--- begin ROWS ---

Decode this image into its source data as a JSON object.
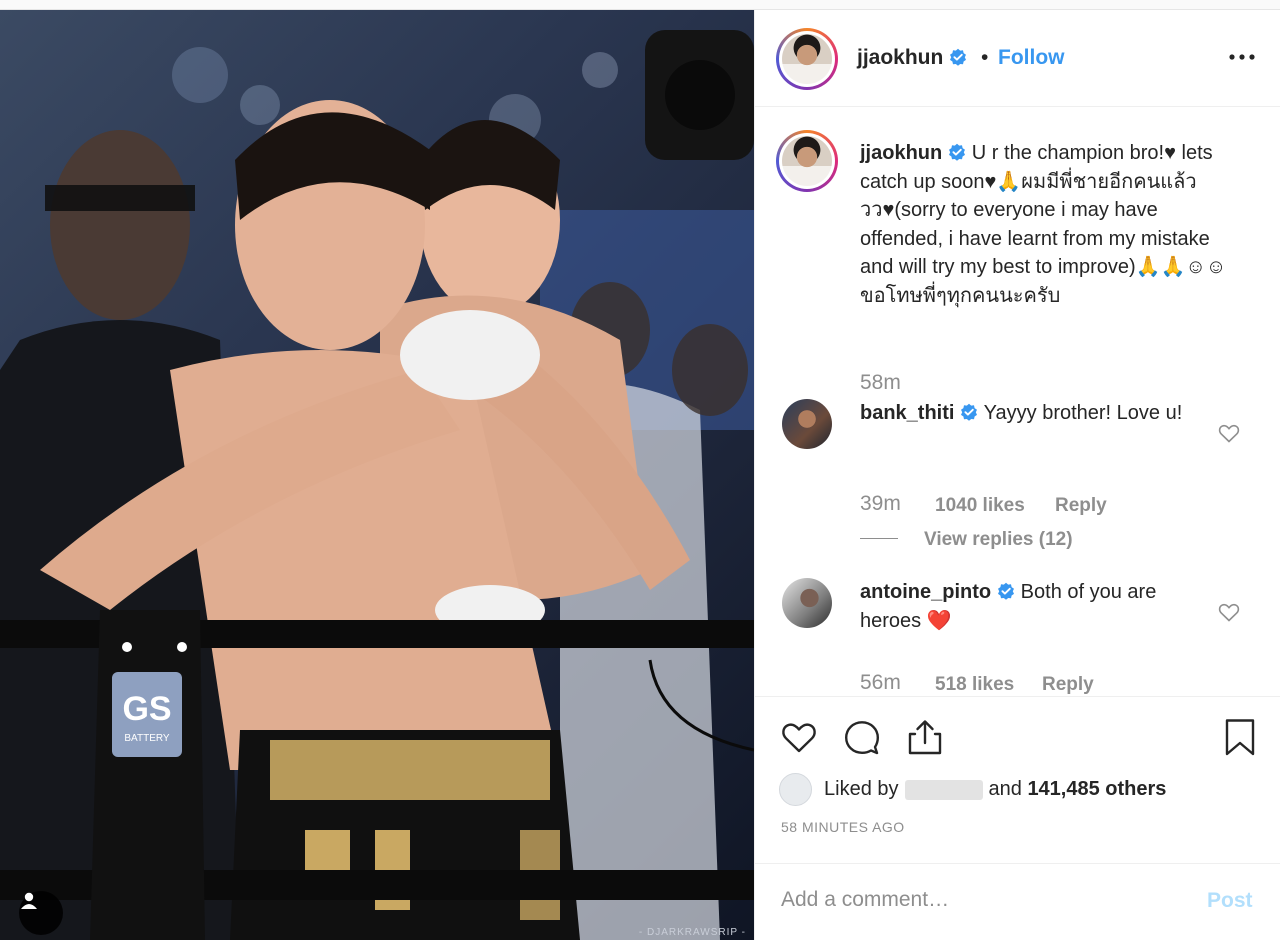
{
  "post": {
    "author": "jjaokhun",
    "follow_label": "Follow",
    "separator": "•",
    "more_icon": "more-horizontal-icon",
    "verified_color": "#3897f0"
  },
  "photo": {
    "watermark": "- DJARKRAWSRIP -",
    "user_tag_icon": "user-tag-icon",
    "ring_sponsor": "GS",
    "ring_sponsor_sub": "BATTERY"
  },
  "caption": {
    "username": "jjaokhun",
    "text": "U r the champion bro!♥ lets catch up soon♥🙏ผมมีพี่ชายอีกคนแล้ววว♥(sorry to everyone i may have offended, i have learnt from my mistake and will try my best to improve)🙏🙏☺☺ขอโทษพี่ๆทุกคนนะครับ",
    "time": "58m"
  },
  "comments": [
    {
      "username": "bank_thiti",
      "text": "Yayyy brother! Love u!",
      "time": "39m",
      "likes": "1040 likes",
      "reply_label": "Reply",
      "view_replies": "View replies (12)"
    },
    {
      "username": "antoine_pinto",
      "text": "Both of you are heroes ❤️",
      "time": "56m",
      "likes": "518 likes",
      "reply_label": "Reply"
    }
  ],
  "actions": {
    "like_icon": "heart-icon",
    "comment_icon": "comment-icon",
    "share_icon": "share-icon",
    "save_icon": "bookmark-icon",
    "liked_by_prefix": "Liked by",
    "liked_by_conjunction": "and",
    "liked_by_count": "141,485 others",
    "timestamp": "58 MINUTES AGO"
  },
  "add_comment": {
    "placeholder": "Add a comment…",
    "post_label": "Post"
  }
}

--- end ROWS ---

### STATED EXERCISE
Omit every picture while copying the listing above exactly.

### RESULT
Decode this image into its source data as a JSON object.
{
  "post": {
    "author": "jjaokhun",
    "follow_label": "Follow",
    "separator": "•",
    "more_icon": "more-horizontal-icon",
    "verified_color": "#3897f0"
  },
  "photo": {
    "watermark": "- DJARKRAWSRIP -",
    "user_tag_icon": "user-tag-icon",
    "ring_sponsor": "GS",
    "ring_sponsor_sub": "BATTERY"
  },
  "caption": {
    "username": "jjaokhun",
    "text": "U r the champion bro!♥ lets catch up soon♥🙏ผมมีพี่ชายอีกคนแล้ววว♥(sorry to everyone i may have offended, i have learnt from my mistake and will try my best to improve)🙏🙏☺☺ขอโทษพี่ๆทุกคนนะครับ",
    "time": "58m"
  },
  "comments": [
    {
      "username": "bank_thiti",
      "text": "Yayyy brother! Love u!",
      "time": "39m",
      "likes": "1040 likes",
      "reply_label": "Reply",
      "view_replies": "View replies (12)"
    },
    {
      "username": "antoine_pinto",
      "text": "Both of you are heroes ❤️",
      "time": "56m",
      "likes": "518 likes",
      "reply_label": "Reply"
    }
  ],
  "actions": {
    "like_icon": "heart-icon",
    "comment_icon": "comment-icon",
    "share_icon": "share-icon",
    "save_icon": "bookmark-icon",
    "liked_by_prefix": "Liked by",
    "liked_by_conjunction": "and",
    "liked_by_count": "141,485 others",
    "timestamp": "58 MINUTES AGO"
  },
  "add_comment": {
    "placeholder": "Add a comment…",
    "post_label": "Post"
  }
}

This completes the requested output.